### [EXERCISE BRIEF]
Pick out all lines in the listing holding the string "Barse" and copy them.

### [ITEMS]
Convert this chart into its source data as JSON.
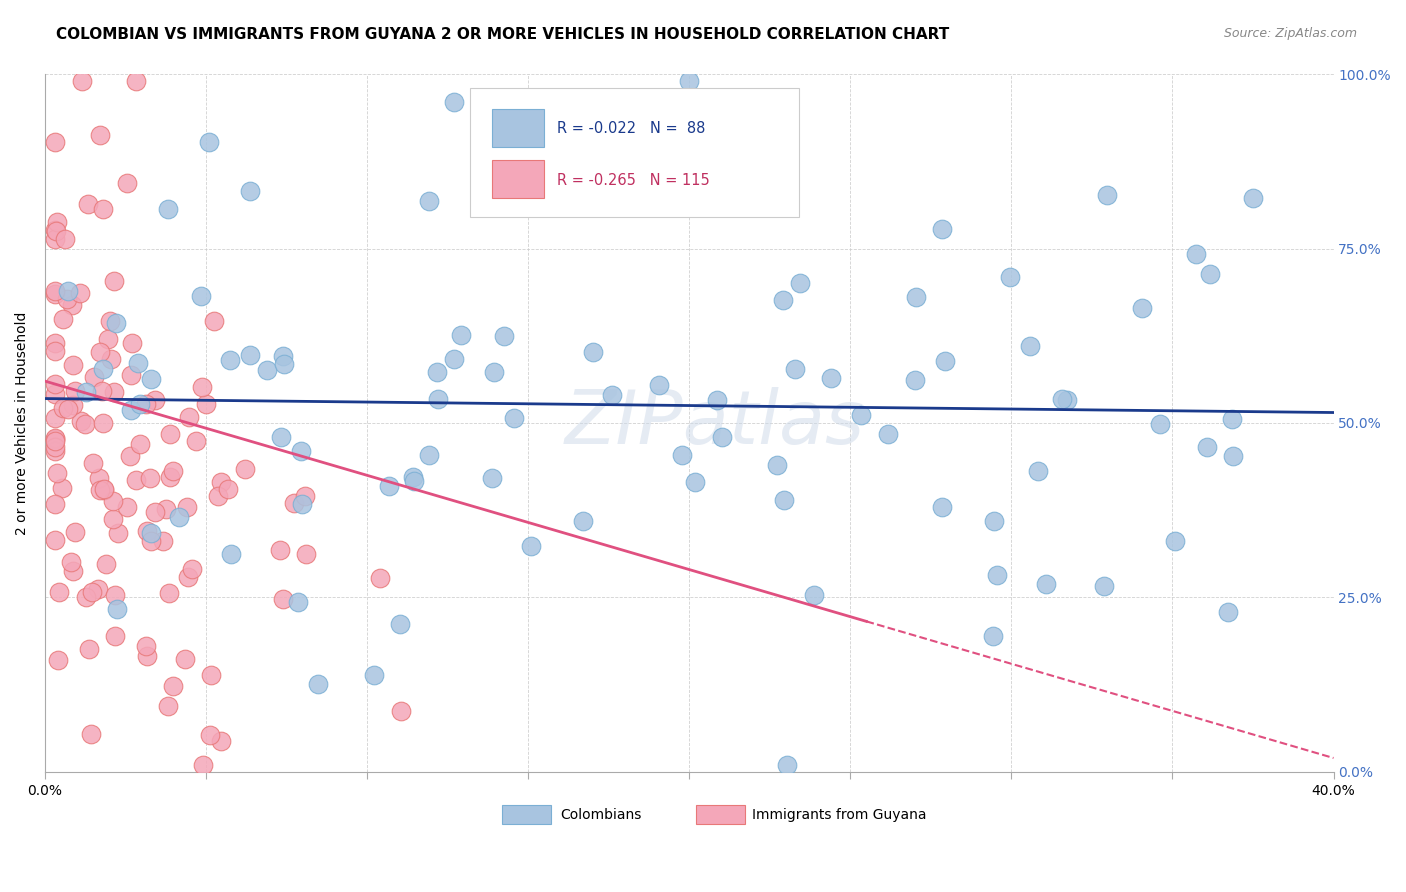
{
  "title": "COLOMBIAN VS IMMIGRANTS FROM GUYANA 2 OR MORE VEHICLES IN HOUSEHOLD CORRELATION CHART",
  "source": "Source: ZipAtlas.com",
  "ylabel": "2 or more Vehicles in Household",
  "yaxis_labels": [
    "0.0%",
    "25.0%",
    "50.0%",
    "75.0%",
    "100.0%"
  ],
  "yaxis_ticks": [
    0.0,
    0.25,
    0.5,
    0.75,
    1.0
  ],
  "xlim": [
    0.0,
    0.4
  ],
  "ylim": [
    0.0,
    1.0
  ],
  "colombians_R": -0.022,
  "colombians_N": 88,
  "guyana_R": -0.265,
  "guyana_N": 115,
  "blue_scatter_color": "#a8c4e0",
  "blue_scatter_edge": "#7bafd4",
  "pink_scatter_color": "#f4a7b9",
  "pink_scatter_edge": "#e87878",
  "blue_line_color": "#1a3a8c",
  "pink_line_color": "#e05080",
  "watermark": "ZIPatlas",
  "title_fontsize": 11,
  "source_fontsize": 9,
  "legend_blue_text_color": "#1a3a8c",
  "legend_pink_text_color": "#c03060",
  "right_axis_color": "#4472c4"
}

---

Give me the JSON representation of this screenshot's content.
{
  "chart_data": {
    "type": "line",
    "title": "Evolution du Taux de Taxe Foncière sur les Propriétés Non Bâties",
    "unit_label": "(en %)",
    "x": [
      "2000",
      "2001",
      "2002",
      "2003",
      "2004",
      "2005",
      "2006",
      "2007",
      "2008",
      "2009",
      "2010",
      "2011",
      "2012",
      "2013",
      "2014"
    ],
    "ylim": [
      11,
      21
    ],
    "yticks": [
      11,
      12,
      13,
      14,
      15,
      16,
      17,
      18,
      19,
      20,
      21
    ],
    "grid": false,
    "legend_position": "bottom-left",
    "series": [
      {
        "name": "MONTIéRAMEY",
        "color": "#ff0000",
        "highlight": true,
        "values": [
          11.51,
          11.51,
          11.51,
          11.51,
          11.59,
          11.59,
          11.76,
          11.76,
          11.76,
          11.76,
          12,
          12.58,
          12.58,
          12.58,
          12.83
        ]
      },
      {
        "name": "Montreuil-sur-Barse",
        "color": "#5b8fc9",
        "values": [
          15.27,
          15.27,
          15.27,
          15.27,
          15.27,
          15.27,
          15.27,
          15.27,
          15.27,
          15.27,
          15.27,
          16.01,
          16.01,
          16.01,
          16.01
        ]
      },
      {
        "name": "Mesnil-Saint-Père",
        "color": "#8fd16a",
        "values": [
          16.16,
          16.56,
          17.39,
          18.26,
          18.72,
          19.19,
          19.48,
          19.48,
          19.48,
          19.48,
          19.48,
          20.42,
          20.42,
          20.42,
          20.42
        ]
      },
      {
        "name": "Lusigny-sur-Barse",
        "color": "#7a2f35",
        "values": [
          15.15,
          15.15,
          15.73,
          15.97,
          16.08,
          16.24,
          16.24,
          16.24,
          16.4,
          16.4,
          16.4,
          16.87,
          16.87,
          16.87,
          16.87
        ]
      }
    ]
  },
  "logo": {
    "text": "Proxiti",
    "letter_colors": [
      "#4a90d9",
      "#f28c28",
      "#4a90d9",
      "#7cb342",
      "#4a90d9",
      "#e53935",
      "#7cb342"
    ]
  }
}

### [CORRECT RESPONSE]
        "name": "Montreuil-sur-Barse",
        "name": "Lusigny-sur-Barse",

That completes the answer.